Required task: Print the listing below verbatim, keeping every line in its original order and form.

Data shown:
+===+

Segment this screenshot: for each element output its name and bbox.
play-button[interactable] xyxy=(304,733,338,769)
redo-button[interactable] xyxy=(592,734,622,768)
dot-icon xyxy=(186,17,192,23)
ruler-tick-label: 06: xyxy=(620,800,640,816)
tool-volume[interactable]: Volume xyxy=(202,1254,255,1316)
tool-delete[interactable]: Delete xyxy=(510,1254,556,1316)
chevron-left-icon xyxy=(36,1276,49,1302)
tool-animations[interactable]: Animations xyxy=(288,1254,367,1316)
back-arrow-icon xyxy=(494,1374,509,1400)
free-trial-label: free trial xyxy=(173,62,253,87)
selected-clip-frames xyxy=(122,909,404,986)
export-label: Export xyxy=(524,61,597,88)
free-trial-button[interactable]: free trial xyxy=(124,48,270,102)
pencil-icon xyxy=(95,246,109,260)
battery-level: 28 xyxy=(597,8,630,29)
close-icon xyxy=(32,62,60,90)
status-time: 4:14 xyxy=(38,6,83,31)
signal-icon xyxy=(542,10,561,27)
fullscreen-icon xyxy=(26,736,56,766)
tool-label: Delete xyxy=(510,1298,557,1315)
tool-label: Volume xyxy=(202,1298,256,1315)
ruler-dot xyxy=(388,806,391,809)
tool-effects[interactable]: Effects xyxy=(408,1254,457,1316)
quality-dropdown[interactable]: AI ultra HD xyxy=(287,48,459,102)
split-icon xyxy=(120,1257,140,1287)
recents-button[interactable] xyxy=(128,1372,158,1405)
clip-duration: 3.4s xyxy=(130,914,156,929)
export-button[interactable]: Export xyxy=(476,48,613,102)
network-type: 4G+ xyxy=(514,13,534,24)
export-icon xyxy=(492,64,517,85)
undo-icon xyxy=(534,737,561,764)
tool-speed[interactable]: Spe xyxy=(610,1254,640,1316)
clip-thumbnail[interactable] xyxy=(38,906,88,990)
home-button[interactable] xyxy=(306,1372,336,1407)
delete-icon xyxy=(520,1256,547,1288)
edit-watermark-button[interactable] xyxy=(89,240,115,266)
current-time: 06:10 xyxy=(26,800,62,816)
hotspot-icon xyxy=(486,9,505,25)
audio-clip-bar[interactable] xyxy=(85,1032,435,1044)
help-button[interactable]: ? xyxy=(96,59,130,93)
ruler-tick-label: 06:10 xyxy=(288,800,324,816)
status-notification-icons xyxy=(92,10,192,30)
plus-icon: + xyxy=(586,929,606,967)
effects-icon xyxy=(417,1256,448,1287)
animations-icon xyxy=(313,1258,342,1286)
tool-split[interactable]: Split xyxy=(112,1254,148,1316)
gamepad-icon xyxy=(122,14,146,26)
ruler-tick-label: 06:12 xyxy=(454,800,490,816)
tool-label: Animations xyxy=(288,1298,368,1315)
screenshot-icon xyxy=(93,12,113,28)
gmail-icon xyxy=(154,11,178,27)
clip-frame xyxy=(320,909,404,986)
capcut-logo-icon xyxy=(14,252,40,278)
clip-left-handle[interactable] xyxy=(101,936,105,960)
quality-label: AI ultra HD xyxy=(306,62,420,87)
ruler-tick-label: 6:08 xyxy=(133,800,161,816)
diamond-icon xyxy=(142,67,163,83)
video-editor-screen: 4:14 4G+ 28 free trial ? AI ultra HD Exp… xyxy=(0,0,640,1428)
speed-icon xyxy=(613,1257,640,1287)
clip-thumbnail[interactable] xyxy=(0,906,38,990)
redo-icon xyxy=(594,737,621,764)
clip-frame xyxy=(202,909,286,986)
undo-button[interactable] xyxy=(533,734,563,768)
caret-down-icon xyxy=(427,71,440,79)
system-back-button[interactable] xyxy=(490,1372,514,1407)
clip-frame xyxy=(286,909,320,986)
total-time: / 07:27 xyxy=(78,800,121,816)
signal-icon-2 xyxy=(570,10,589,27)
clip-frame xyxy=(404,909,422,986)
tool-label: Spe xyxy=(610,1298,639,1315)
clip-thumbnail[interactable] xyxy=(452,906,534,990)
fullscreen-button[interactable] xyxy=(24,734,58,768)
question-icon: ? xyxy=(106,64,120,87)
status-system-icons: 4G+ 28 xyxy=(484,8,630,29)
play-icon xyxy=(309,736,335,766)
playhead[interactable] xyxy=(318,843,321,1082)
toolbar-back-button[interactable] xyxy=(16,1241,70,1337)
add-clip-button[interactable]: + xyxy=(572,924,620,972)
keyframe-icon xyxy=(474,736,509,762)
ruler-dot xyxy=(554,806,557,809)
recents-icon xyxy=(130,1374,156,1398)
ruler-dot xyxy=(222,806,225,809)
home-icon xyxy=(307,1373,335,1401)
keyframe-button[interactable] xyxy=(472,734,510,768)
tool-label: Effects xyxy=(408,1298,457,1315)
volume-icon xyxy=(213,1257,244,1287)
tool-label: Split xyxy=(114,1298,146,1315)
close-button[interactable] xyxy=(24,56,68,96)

+===+

The answer:
Segment this screenshot: for each element output its name and bbox.
play-button[interactable] xyxy=(304,733,338,769)
redo-button[interactable] xyxy=(592,734,622,768)
dot-icon xyxy=(186,17,192,23)
ruler-tick-label: 06: xyxy=(620,800,640,816)
tool-volume[interactable]: Volume xyxy=(202,1254,255,1316)
tool-delete[interactable]: Delete xyxy=(510,1254,556,1316)
chevron-left-icon xyxy=(36,1276,49,1302)
tool-animations[interactable]: Animations xyxy=(288,1254,367,1316)
back-arrow-icon xyxy=(494,1374,509,1400)
free-trial-label: free trial xyxy=(173,62,253,87)
selected-clip-frames xyxy=(122,909,404,986)
export-label: Export xyxy=(524,61,597,88)
free-trial-button[interactable]: free trial xyxy=(124,48,270,102)
pencil-icon xyxy=(95,246,109,260)
battery-level: 28 xyxy=(597,8,630,29)
close-icon xyxy=(32,62,60,90)
status-time: 4:14 xyxy=(38,6,83,31)
signal-icon xyxy=(542,10,561,27)
fullscreen-icon xyxy=(26,736,56,766)
tool-label: Delete xyxy=(510,1298,557,1315)
tool-label: Volume xyxy=(202,1298,256,1315)
ruler-dot xyxy=(388,806,391,809)
tool-effects[interactable]: Effects xyxy=(408,1254,457,1316)
quality-dropdown[interactable]: AI ultra HD xyxy=(287,48,459,102)
split-icon xyxy=(120,1257,140,1287)
recents-button[interactable] xyxy=(128,1372,158,1405)
clip-duration: 3.4s xyxy=(130,914,156,929)
export-button[interactable]: Export xyxy=(476,48,613,102)
network-type: 4G+ xyxy=(514,13,534,24)
export-icon xyxy=(492,64,517,85)
undo-icon xyxy=(534,737,561,764)
tool-speed[interactable]: Spe xyxy=(610,1254,640,1316)
clip-thumbnail[interactable] xyxy=(38,906,88,990)
home-button[interactable] xyxy=(306,1372,336,1407)
delete-icon xyxy=(520,1256,547,1288)
edit-watermark-button[interactable] xyxy=(89,240,115,266)
current-time: 06:10 xyxy=(26,800,62,816)
hotspot-icon xyxy=(486,9,505,25)
audio-clip-bar[interactable] xyxy=(85,1032,435,1044)
help-button[interactable]: ? xyxy=(96,59,130,93)
ruler-tick-label: 06:10 xyxy=(288,800,324,816)
status-notification-icons xyxy=(92,10,192,30)
plus-icon: + xyxy=(586,929,606,967)
effects-icon xyxy=(417,1256,448,1287)
animations-icon xyxy=(313,1258,342,1286)
tool-split[interactable]: Split xyxy=(112,1254,148,1316)
gamepad-icon xyxy=(122,14,146,26)
ruler-tick-label: 06:12 xyxy=(454,800,490,816)
tool-label: Animations xyxy=(288,1298,368,1315)
screenshot-icon xyxy=(93,12,113,28)
gmail-icon xyxy=(154,11,178,27)
clip-frame xyxy=(320,909,404,986)
capcut-logo-icon xyxy=(14,252,40,278)
clip-left-handle[interactable] xyxy=(101,936,105,960)
quality-label: AI ultra HD xyxy=(306,62,420,87)
ruler-tick-label: 6:08 xyxy=(133,800,161,816)
diamond-icon xyxy=(142,67,163,83)
video-editor-screen: 4:14 4G+ 28 free trial ? AI ultra HD Exp… xyxy=(0,0,640,1428)
speed-icon xyxy=(613,1257,640,1287)
clip-thumbnail[interactable] xyxy=(0,906,38,990)
redo-icon xyxy=(594,737,621,764)
clip-frame xyxy=(202,909,286,986)
undo-button[interactable] xyxy=(533,734,563,768)
caret-down-icon xyxy=(427,71,440,79)
system-back-button[interactable] xyxy=(490,1372,514,1407)
clip-frame xyxy=(286,909,320,986)
total-time: / 07:27 xyxy=(78,800,121,816)
signal-icon-2 xyxy=(570,10,589,27)
clip-frame xyxy=(404,909,422,986)
tool-label: Spe xyxy=(610,1298,639,1315)
clip-thumbnail[interactable] xyxy=(452,906,534,990)
fullscreen-button[interactable] xyxy=(24,734,58,768)
question-icon: ? xyxy=(106,64,120,87)
status-system-icons: 4G+ 28 xyxy=(484,8,630,29)
play-icon xyxy=(309,736,335,766)
playhead[interactable] xyxy=(318,843,321,1082)
toolbar-back-button[interactable] xyxy=(16,1241,70,1337)
add-clip-button[interactable]: + xyxy=(572,924,620,972)
keyframe-icon xyxy=(474,736,509,762)
ruler-dot xyxy=(554,806,557,809)
recents-icon xyxy=(130,1374,156,1398)
ruler-dot xyxy=(222,806,225,809)
home-icon xyxy=(307,1373,335,1401)
keyframe-button[interactable] xyxy=(472,734,510,768)
tool-label: Effects xyxy=(408,1298,457,1315)
volume-icon xyxy=(213,1257,244,1287)
tool-label: Split xyxy=(114,1298,146,1315)
close-button[interactable] xyxy=(24,56,68,96)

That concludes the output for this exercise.